Lines of data
■ ■ ■ ■

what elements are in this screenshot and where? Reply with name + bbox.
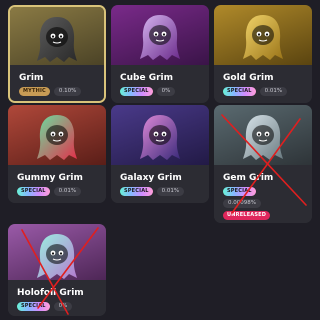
grim-ghost-icon <box>140 15 180 60</box>
card-art <box>10 7 104 67</box>
rarity-badge: SPECIAL <box>17 187 50 196</box>
card-info: Grim MYTHIC 0.10% <box>10 65 104 101</box>
rarity-badge: SPECIAL <box>223 187 256 196</box>
card-info: Cube Grim SPECIAL 0% <box>111 65 209 103</box>
drop-rate: 0% <box>156 87 176 96</box>
drop-rate: 0.01% <box>259 87 288 96</box>
card-info: Gummy Grim SPECIAL 0.01% <box>8 165 106 203</box>
item-card-holofoil-grim[interactable]: Holofoil Grim SPECIAL 0% <box>8 224 106 316</box>
card-name: Gold Grim <box>223 73 274 83</box>
card-art <box>214 105 312 165</box>
drop-rate: 0.01% <box>53 187 82 196</box>
card-art <box>214 5 312 65</box>
rarity-badge: MYTHIC <box>19 87 50 96</box>
card-name: Cube Grim <box>120 73 173 83</box>
grim-ghost-icon <box>37 115 77 160</box>
rarity-badge: SPECIAL <box>120 87 153 96</box>
grim-ghost-icon <box>140 115 180 160</box>
card-info: Gem Grim SPECIAL 0.00098% UNRELEASED <box>214 165 312 223</box>
grim-ghost-icon <box>243 115 283 160</box>
card-art <box>111 105 209 165</box>
card-name: Galaxy Grim <box>120 173 182 183</box>
drop-rate: 0% <box>53 302 73 311</box>
grim-ghost-icon <box>243 15 283 60</box>
grim-ghost-icon <box>37 234 77 279</box>
unreleased-badge: UNRELEASED <box>223 211 271 220</box>
rarity-badge: SPECIAL <box>223 87 256 96</box>
item-card-grim[interactable]: Grim MYTHIC 0.10% <box>8 5 106 103</box>
item-card-galaxy-grim[interactable]: Galaxy Grim SPECIAL 0.01% <box>111 105 209 203</box>
card-art <box>8 105 106 165</box>
card-name: Gem Grim <box>223 173 274 183</box>
card-art <box>8 224 106 284</box>
rarity-badge: SPECIAL <box>120 187 153 196</box>
item-card-cube-grim[interactable]: Cube Grim SPECIAL 0% <box>111 5 209 103</box>
item-grid: Grim MYTHIC 0.10% Cube Grim SPECIAL 0% G… <box>0 0 320 320</box>
item-card-gem-grim[interactable]: Gem Grim SPECIAL 0.00098% UNRELEASED <box>214 105 312 223</box>
card-info: Holofoil Grim SPECIAL 0% <box>8 280 106 316</box>
card-name: Holofoil Grim <box>17 288 84 298</box>
card-name: Grim <box>19 73 44 83</box>
grim-ghost-icon <box>37 17 77 62</box>
rarity-badge: SPECIAL <box>17 302 50 311</box>
item-card-gold-grim[interactable]: Gold Grim SPECIAL 0.01% <box>214 5 312 103</box>
drop-rate: 0.01% <box>156 187 185 196</box>
card-name: Gummy Grim <box>17 173 83 183</box>
drop-rate: 0.10% <box>53 87 82 96</box>
card-art <box>111 5 209 65</box>
drop-rate: 0.00098% <box>223 199 261 208</box>
item-card-gummy-grim[interactable]: Gummy Grim SPECIAL 0.01% <box>8 105 106 203</box>
card-info: Galaxy Grim SPECIAL 0.01% <box>111 165 209 203</box>
card-info: Gold Grim SPECIAL 0.01% <box>214 65 312 103</box>
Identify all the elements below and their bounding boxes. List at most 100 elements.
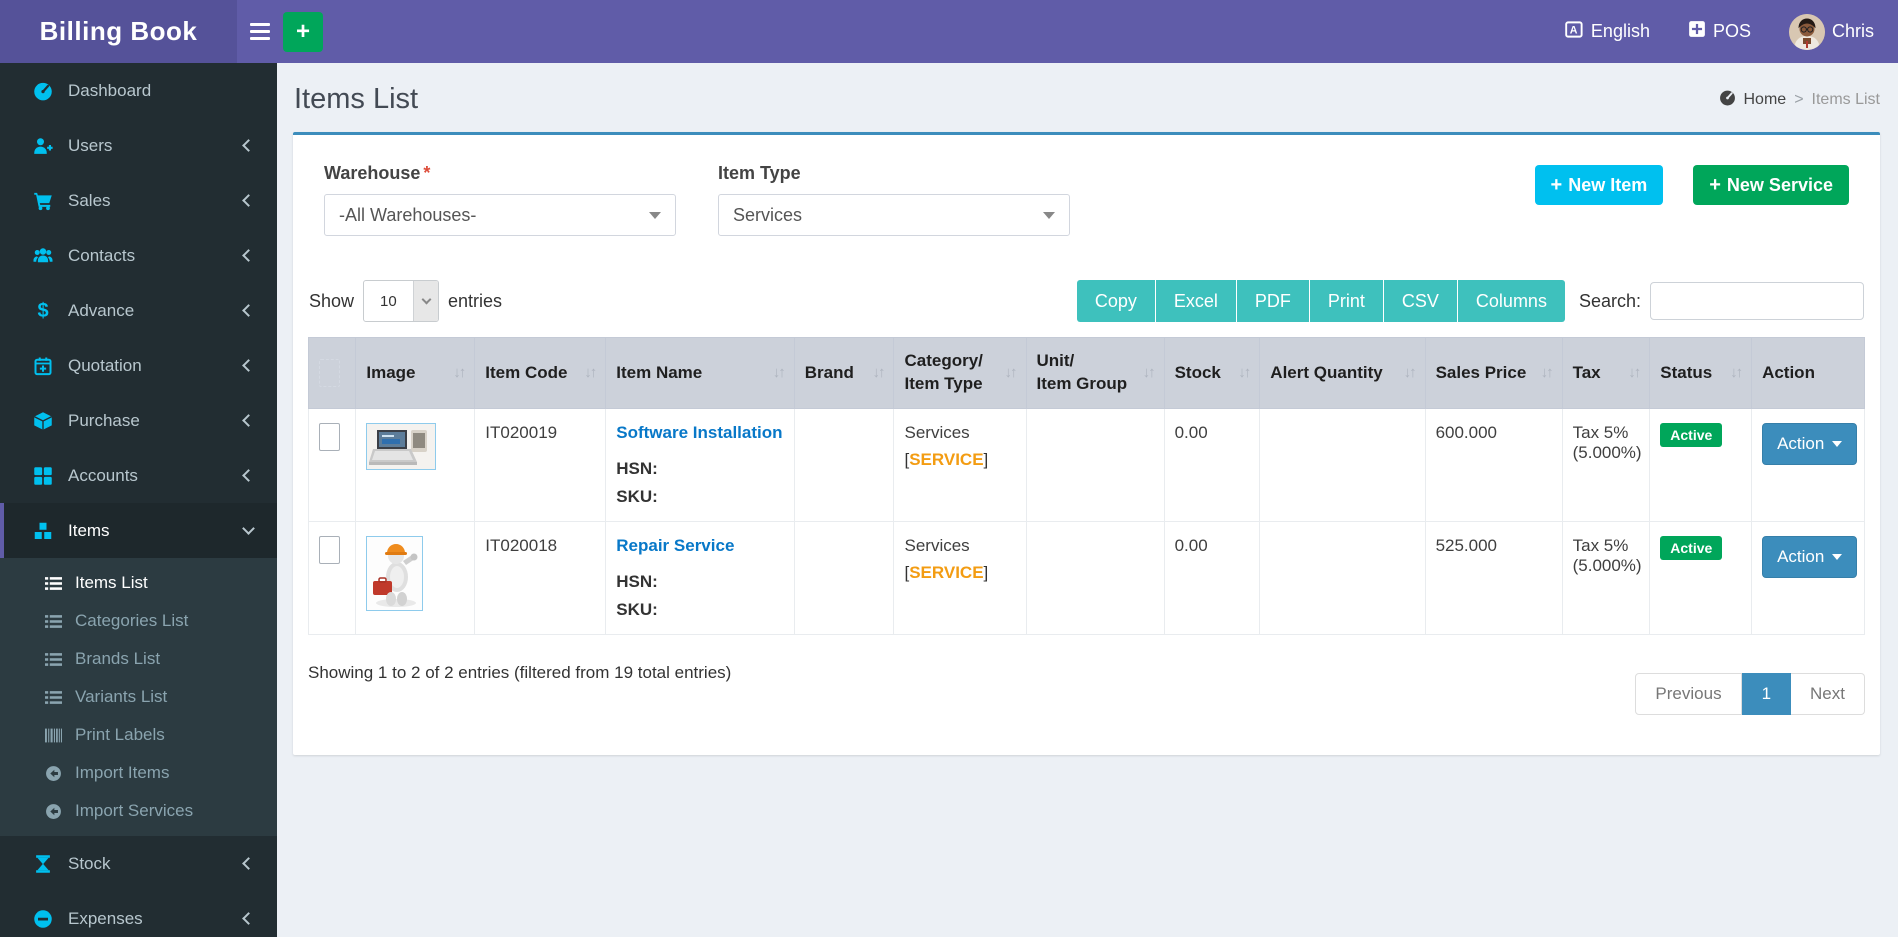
warehouse-label: Warehouse * bbox=[324, 163, 431, 183]
sidebar-sublabel: Print Labels bbox=[75, 725, 165, 744]
entries-label: entries bbox=[448, 290, 503, 311]
list-icon bbox=[44, 650, 62, 668]
column-stock[interactable]: Stock ↓↑ bbox=[1163, 337, 1261, 409]
column-item-name[interactable]: Item Name ↓↑ bbox=[605, 337, 795, 409]
item-name-link[interactable]: Software Installation bbox=[616, 423, 782, 442]
sidebar-item-purchase[interactable]: Purchase bbox=[0, 393, 277, 448]
chevron-left-icon bbox=[242, 139, 255, 152]
export-buttons: Copy Excel PDF Print CSV Columns bbox=[1076, 280, 1565, 322]
sidebar-subitem-items-list[interactable]: Items List bbox=[0, 564, 277, 602]
action-dropdown-button[interactable]: Action bbox=[1762, 422, 1858, 465]
sku-label: SKU: bbox=[616, 599, 658, 619]
sidebar-label: Accounts bbox=[68, 465, 138, 485]
sidebar-item-contacts[interactable]: Contacts bbox=[0, 228, 277, 283]
breadcrumb-home[interactable]: Home bbox=[1744, 91, 1787, 109]
sidebar-sublabel: Items List bbox=[75, 573, 148, 592]
language-icon: A bbox=[1565, 20, 1584, 44]
sidebar-sublabel: Variants List bbox=[75, 687, 168, 706]
chevron-left-icon bbox=[242, 857, 255, 870]
column-status[interactable]: Status ↓↑ bbox=[1649, 337, 1753, 409]
category-name: Services bbox=[904, 422, 970, 442]
sidebar-item-dashboard[interactable]: Dashboard bbox=[0, 63, 277, 118]
cubes-icon bbox=[32, 520, 54, 542]
column-sales-price[interactable]: Sales Price ↓↑ bbox=[1424, 337, 1563, 409]
item-thumbnail-laptop[interactable] bbox=[366, 422, 437, 470]
select-all-checkbox[interactable] bbox=[319, 358, 340, 387]
csv-button[interactable]: CSV bbox=[1383, 280, 1458, 322]
column-category[interactable]: Category/Item Type ↓↑ bbox=[893, 337, 1027, 409]
category-tag: [SERVICE] bbox=[904, 449, 989, 469]
excel-button[interactable]: Excel bbox=[1155, 280, 1237, 322]
column-brand[interactable]: Brand ↓↑ bbox=[793, 337, 895, 409]
sidebar-item-advance[interactable]: $ Advance bbox=[0, 283, 277, 338]
sidebar-item-users[interactable]: Users bbox=[0, 118, 277, 173]
column-tax[interactable]: Tax ↓↑ bbox=[1561, 337, 1651, 409]
row-checkbox[interactable] bbox=[319, 535, 340, 564]
row-checkbox[interactable] bbox=[319, 422, 340, 451]
sidebar-item-expenses[interactable]: Expenses bbox=[0, 891, 277, 937]
item-name-link[interactable]: Repair Service bbox=[616, 536, 734, 555]
language-menu[interactable]: A English bbox=[1565, 20, 1650, 44]
chevron-left-icon bbox=[242, 249, 255, 262]
sidebar-label: Dashboard bbox=[68, 80, 152, 100]
sidebar-label: Sales bbox=[68, 190, 111, 210]
column-image[interactable]: Image ↓↑ bbox=[355, 337, 476, 409]
arrow-circle-left-icon bbox=[44, 802, 62, 820]
sidebar-item-sales[interactable]: Sales bbox=[0, 173, 277, 228]
copy-button[interactable]: Copy bbox=[1076, 280, 1156, 322]
tax-rate: (5.000%) bbox=[1572, 442, 1642, 462]
hourglass-icon bbox=[32, 853, 54, 875]
sidebar-subitem-print-labels[interactable]: Print Labels bbox=[0, 716, 277, 754]
sidebar-item-stock[interactable]: Stock bbox=[0, 836, 277, 891]
new-service-button[interactable]: + New Service bbox=[1693, 165, 1849, 205]
warehouse-select[interactable]: -All Warehouses- bbox=[324, 194, 676, 236]
pdf-button[interactable]: PDF bbox=[1236, 280, 1310, 322]
sidebar-subitem-import-services[interactable]: Import Services bbox=[0, 792, 277, 830]
item-thumbnail-repairman[interactable] bbox=[366, 535, 424, 611]
plus-icon: + bbox=[1709, 173, 1721, 196]
caret-down-icon bbox=[649, 211, 661, 219]
page-title: Items List bbox=[294, 83, 419, 115]
app-logo[interactable]: Billing Book bbox=[0, 0, 237, 63]
list-icon bbox=[44, 574, 62, 592]
next-page-button[interactable]: Next bbox=[1791, 672, 1865, 715]
quick-add-button[interactable]: + bbox=[283, 11, 323, 52]
pos-menu[interactable]: POS bbox=[1688, 20, 1751, 43]
sidebar-toggle-icon[interactable] bbox=[237, 0, 283, 63]
chevron-left-icon bbox=[242, 304, 255, 317]
table-footer: Showing 1 to 2 of 2 entries (filtered fr… bbox=[308, 659, 1865, 715]
column-alert-quantity[interactable]: Alert Quantity ↓↑ bbox=[1259, 337, 1426, 409]
stock-cell: 0.00 bbox=[1174, 535, 1208, 555]
sidebar-subitem-import-items[interactable]: Import Items bbox=[0, 754, 277, 792]
select-all-header[interactable] bbox=[307, 337, 357, 409]
previous-page-button[interactable]: Previous bbox=[1635, 672, 1742, 715]
gauge-icon bbox=[32, 80, 54, 102]
page-length-select[interactable]: 10 bbox=[363, 280, 440, 322]
sidebar-sublabel: Import Services bbox=[75, 801, 194, 820]
dollar-icon: $ bbox=[37, 299, 49, 322]
sidebar-subitem-variants-list[interactable]: Variants List bbox=[0, 678, 277, 716]
column-item-code[interactable]: Item Code ↓↑ bbox=[474, 337, 607, 409]
sidebar-label: Quotation bbox=[68, 355, 142, 375]
new-item-button[interactable]: + New Item bbox=[1534, 165, 1664, 205]
sidebar-subitem-brands-list[interactable]: Brands List bbox=[0, 640, 277, 678]
user-menu[interactable]: Chris bbox=[1788, 13, 1874, 50]
search-input[interactable] bbox=[1650, 282, 1864, 320]
caret-down-icon bbox=[413, 281, 439, 321]
sidebar-item-quotation[interactable]: Quotation bbox=[0, 338, 277, 393]
sidebar-item-accounts[interactable]: Accounts bbox=[0, 448, 277, 503]
breadcrumb: Home > Items List bbox=[1719, 89, 1880, 111]
sales-price-cell: 525.000 bbox=[1435, 535, 1498, 555]
sidebar-subitem-categories-list[interactable]: Categories List bbox=[0, 602, 277, 640]
content: Items List Home > Items List Warehouse * … bbox=[277, 0, 1898, 874]
columns-button[interactable]: Columns bbox=[1457, 280, 1565, 322]
search-label: Search: bbox=[1578, 290, 1641, 311]
print-button[interactable]: Print bbox=[1309, 280, 1384, 322]
chevron-down-icon bbox=[242, 522, 255, 535]
page-1-button[interactable]: 1 bbox=[1741, 672, 1792, 715]
action-dropdown-button[interactable]: Action bbox=[1762, 535, 1858, 578]
item-code: IT020018 bbox=[485, 535, 558, 555]
column-unit[interactable]: Unit/Item Group ↓↑ bbox=[1025, 337, 1165, 409]
sidebar-item-items[interactable]: Items bbox=[0, 503, 277, 558]
item-type-select[interactable]: Services bbox=[718, 194, 1070, 236]
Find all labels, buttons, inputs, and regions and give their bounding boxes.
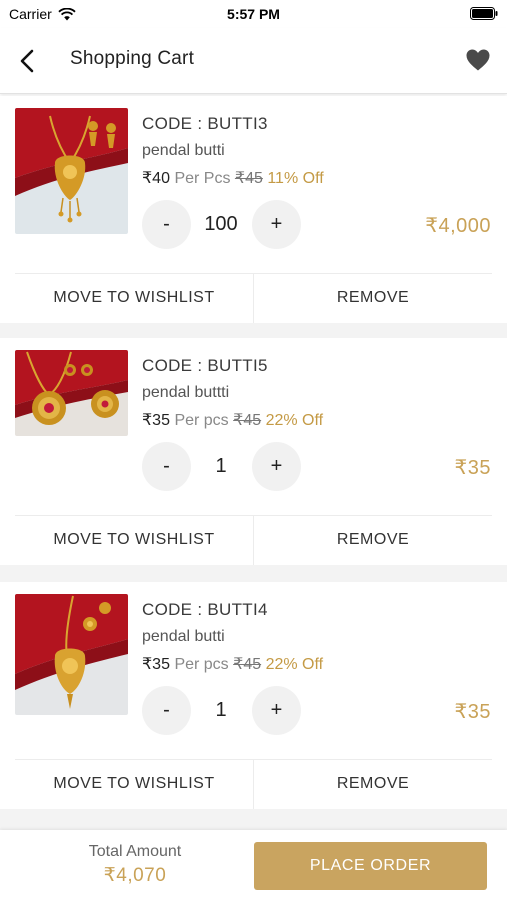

■ ■ ■ ■

## Problem to work on
Pick out every line in the material above that contains the string "dropdown", and copy each one. Matching is case-sensitive.

## Final answer
action-dropdown-button[interactable]: Action bbox=[1762, 422, 1858, 465]
action-dropdown-button[interactable]: Action bbox=[1762, 535, 1858, 578]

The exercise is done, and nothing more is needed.